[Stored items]

○ ○ ○

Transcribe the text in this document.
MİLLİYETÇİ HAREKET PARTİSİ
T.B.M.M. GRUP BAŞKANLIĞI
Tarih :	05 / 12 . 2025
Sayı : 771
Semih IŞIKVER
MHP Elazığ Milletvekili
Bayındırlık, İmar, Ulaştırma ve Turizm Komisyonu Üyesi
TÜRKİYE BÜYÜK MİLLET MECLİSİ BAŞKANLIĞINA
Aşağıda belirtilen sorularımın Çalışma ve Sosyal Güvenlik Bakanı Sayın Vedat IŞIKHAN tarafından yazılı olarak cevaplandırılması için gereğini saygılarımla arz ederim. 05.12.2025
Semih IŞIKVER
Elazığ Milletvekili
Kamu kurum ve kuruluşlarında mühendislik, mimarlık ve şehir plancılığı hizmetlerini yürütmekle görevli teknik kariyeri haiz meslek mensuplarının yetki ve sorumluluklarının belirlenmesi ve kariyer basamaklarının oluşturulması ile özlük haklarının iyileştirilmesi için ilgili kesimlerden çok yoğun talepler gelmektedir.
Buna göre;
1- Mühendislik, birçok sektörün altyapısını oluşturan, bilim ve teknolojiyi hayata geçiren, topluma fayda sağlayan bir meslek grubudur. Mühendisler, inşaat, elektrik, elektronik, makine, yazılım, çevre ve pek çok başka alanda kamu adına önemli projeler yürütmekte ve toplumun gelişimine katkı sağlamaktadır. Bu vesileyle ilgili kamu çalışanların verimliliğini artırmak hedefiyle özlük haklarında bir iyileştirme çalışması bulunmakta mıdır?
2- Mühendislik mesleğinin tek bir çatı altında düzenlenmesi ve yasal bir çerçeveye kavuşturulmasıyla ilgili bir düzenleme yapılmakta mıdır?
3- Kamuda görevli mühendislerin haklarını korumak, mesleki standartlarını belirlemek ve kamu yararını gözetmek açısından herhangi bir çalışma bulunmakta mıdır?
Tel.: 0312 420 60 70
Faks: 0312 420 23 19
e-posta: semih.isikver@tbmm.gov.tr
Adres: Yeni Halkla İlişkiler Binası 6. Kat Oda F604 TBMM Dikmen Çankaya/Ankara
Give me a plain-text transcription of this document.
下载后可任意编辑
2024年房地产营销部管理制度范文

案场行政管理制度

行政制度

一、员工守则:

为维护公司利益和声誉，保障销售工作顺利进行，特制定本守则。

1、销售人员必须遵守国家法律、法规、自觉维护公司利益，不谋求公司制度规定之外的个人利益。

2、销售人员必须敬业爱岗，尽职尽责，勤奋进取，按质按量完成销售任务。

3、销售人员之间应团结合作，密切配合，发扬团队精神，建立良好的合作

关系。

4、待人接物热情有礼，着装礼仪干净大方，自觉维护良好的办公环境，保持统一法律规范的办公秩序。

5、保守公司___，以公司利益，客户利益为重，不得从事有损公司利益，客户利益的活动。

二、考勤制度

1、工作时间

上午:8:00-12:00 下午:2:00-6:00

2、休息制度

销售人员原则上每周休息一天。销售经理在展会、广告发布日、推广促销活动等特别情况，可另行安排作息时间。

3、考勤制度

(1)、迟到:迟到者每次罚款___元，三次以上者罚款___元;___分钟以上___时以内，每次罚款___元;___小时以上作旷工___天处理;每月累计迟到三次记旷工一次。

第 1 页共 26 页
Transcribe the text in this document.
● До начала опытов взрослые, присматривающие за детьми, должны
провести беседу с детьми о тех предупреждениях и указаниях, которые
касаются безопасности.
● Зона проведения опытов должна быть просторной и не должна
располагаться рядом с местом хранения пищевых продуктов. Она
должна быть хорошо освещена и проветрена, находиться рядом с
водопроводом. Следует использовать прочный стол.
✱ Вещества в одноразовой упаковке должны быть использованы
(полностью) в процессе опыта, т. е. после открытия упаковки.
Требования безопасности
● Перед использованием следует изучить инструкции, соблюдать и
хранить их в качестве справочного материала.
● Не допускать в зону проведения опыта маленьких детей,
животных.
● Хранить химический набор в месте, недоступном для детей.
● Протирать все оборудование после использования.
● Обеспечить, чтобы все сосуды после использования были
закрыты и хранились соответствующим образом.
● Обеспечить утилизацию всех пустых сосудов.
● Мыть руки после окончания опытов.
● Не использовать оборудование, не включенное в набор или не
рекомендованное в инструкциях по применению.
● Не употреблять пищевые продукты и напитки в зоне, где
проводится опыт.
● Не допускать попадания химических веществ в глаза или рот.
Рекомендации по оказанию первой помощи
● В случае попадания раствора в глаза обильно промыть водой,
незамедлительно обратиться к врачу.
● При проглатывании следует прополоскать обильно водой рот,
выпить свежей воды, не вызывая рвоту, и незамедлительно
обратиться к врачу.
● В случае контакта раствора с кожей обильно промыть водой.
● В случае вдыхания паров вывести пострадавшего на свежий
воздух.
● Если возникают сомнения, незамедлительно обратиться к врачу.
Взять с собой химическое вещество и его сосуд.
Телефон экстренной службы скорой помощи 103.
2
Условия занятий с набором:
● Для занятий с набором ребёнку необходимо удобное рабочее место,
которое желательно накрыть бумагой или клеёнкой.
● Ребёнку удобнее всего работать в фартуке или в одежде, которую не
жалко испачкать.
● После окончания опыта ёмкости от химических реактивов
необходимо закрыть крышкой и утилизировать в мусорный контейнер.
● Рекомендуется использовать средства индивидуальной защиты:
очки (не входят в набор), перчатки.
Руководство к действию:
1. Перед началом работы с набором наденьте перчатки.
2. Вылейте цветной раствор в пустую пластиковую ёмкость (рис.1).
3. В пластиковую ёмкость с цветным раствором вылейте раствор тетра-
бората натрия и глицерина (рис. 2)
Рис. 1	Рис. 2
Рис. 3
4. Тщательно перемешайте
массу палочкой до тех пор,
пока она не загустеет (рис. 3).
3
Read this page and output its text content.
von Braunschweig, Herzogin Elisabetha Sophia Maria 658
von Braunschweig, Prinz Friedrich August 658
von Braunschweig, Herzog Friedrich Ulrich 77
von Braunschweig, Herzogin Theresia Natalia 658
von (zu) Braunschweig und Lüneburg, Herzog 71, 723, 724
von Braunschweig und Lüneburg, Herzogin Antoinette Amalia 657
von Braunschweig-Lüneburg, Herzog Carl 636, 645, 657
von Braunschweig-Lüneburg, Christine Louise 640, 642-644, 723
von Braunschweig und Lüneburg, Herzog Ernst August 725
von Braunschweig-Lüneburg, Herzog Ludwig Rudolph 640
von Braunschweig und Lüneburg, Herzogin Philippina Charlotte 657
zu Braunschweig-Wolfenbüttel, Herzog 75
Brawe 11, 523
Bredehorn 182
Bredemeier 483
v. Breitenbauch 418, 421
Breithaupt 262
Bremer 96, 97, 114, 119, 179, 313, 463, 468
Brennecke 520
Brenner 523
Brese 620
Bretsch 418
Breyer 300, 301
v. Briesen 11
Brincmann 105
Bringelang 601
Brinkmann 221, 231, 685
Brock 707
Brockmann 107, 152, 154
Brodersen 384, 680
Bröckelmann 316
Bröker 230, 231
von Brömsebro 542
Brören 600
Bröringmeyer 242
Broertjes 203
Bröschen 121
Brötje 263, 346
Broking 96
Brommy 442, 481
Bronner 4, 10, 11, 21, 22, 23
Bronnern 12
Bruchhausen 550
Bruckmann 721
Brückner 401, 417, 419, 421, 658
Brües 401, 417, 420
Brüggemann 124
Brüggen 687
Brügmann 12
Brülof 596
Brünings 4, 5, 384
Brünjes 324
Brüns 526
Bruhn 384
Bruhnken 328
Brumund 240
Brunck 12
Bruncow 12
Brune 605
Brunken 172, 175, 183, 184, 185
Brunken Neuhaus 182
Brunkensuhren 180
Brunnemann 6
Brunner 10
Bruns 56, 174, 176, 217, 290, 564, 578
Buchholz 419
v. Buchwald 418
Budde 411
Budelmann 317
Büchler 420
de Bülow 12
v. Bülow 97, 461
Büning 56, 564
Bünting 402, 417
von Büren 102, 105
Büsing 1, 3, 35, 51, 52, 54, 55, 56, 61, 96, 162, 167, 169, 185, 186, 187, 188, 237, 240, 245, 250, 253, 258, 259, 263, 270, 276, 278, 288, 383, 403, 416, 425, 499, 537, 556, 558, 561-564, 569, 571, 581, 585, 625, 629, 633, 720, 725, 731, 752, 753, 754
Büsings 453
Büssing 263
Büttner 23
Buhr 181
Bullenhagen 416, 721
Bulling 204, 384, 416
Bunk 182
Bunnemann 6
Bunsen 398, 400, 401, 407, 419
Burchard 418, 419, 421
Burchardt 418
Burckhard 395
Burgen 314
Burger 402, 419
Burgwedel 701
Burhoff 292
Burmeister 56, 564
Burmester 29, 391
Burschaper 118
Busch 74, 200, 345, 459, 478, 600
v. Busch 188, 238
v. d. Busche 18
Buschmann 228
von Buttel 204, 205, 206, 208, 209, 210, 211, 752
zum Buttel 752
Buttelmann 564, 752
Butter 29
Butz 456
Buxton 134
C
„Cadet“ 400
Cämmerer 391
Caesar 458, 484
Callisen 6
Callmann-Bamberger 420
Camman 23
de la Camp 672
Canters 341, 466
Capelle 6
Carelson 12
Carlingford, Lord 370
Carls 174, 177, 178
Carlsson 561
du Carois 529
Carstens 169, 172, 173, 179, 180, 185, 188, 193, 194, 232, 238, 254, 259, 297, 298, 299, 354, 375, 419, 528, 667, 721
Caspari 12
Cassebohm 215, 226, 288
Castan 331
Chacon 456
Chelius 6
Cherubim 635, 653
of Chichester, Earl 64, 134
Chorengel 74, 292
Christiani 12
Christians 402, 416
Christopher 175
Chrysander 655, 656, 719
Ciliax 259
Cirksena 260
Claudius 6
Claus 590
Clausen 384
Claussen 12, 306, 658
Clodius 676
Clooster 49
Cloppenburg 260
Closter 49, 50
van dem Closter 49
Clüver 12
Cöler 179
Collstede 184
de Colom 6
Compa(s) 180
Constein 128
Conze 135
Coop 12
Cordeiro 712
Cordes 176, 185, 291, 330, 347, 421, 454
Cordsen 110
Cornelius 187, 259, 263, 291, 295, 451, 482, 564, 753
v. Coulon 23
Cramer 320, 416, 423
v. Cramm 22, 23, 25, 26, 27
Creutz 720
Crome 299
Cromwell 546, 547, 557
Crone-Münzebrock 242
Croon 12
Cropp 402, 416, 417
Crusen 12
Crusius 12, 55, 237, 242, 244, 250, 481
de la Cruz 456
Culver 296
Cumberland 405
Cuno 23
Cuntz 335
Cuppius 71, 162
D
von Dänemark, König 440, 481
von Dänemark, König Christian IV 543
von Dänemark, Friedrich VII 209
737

○ ○ ○

* Requirement
Using the listing, copy every line where the word "глаза" shows up.

* Solution for this exercise
● Не допускать попадания химических веществ в глаза или рот.
● В случае попадания раствора в глаза обильно промыть водой,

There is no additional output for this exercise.